>>>>

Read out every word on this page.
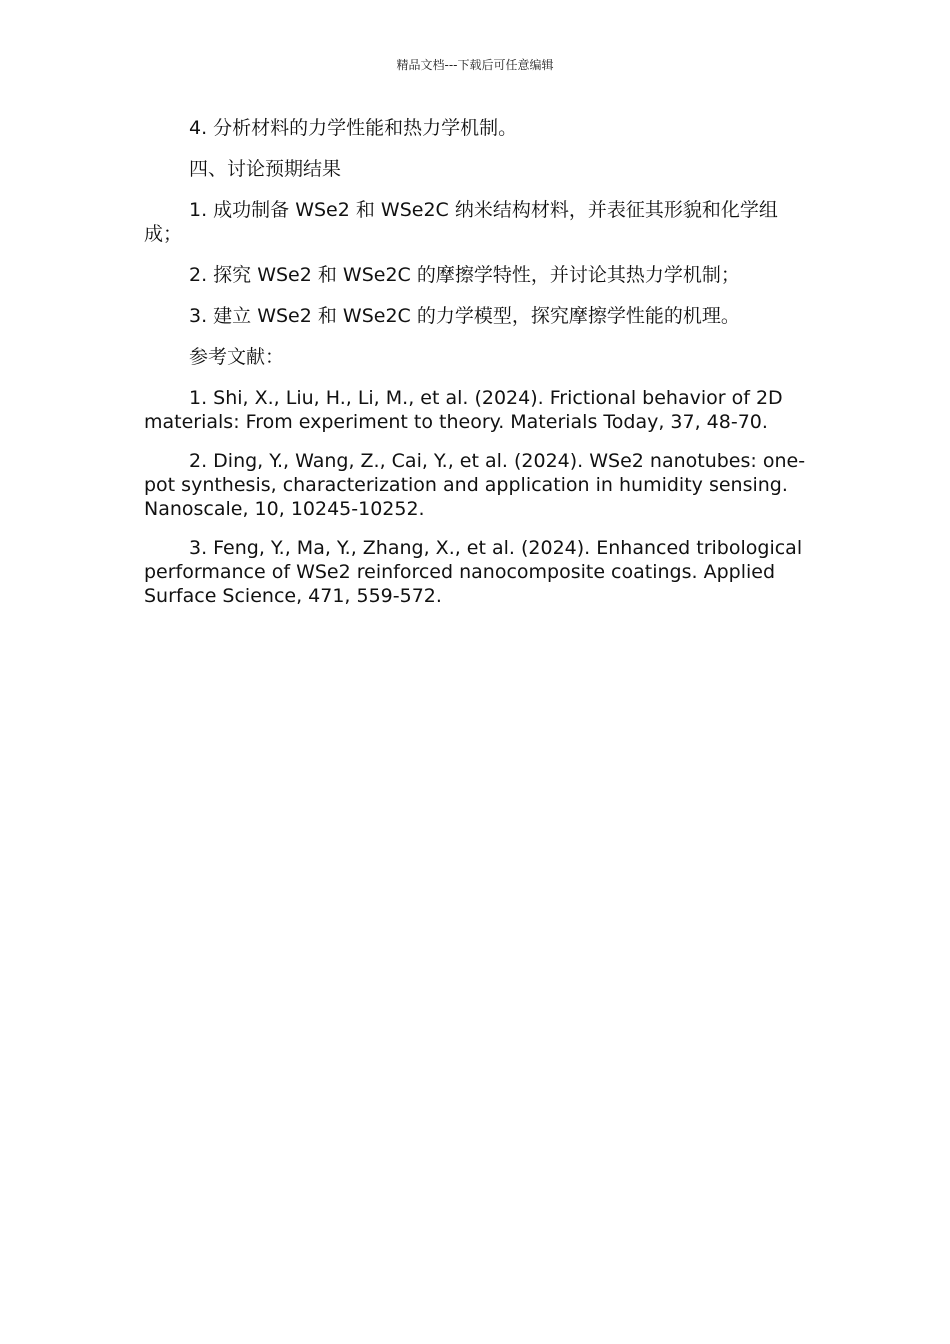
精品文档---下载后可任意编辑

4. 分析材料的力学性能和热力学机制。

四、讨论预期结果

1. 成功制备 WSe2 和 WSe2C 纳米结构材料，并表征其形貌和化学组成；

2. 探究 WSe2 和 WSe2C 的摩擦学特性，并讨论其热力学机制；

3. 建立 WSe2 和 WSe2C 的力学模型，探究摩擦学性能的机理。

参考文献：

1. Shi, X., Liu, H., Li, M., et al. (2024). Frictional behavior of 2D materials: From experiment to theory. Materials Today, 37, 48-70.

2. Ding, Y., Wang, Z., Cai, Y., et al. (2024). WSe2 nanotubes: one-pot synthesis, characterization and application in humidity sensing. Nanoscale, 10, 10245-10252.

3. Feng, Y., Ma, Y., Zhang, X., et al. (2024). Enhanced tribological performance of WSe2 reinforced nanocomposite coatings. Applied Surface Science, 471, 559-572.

<<<<
>>>>

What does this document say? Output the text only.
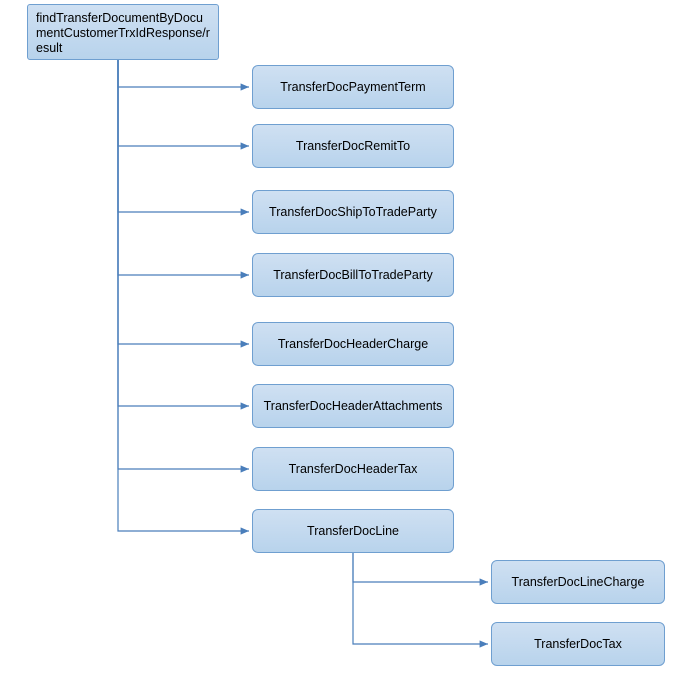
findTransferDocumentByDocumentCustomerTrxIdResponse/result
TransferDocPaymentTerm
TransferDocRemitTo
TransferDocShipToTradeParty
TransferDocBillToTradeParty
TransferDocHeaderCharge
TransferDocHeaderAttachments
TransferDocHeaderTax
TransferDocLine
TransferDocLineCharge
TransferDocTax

<<<<

=== EXERCISE ===
Extract all lines containing the word "this".

=== RESPONSE TO THE TASK ===
Read out every word on this page.
What does this document say? Output the text only.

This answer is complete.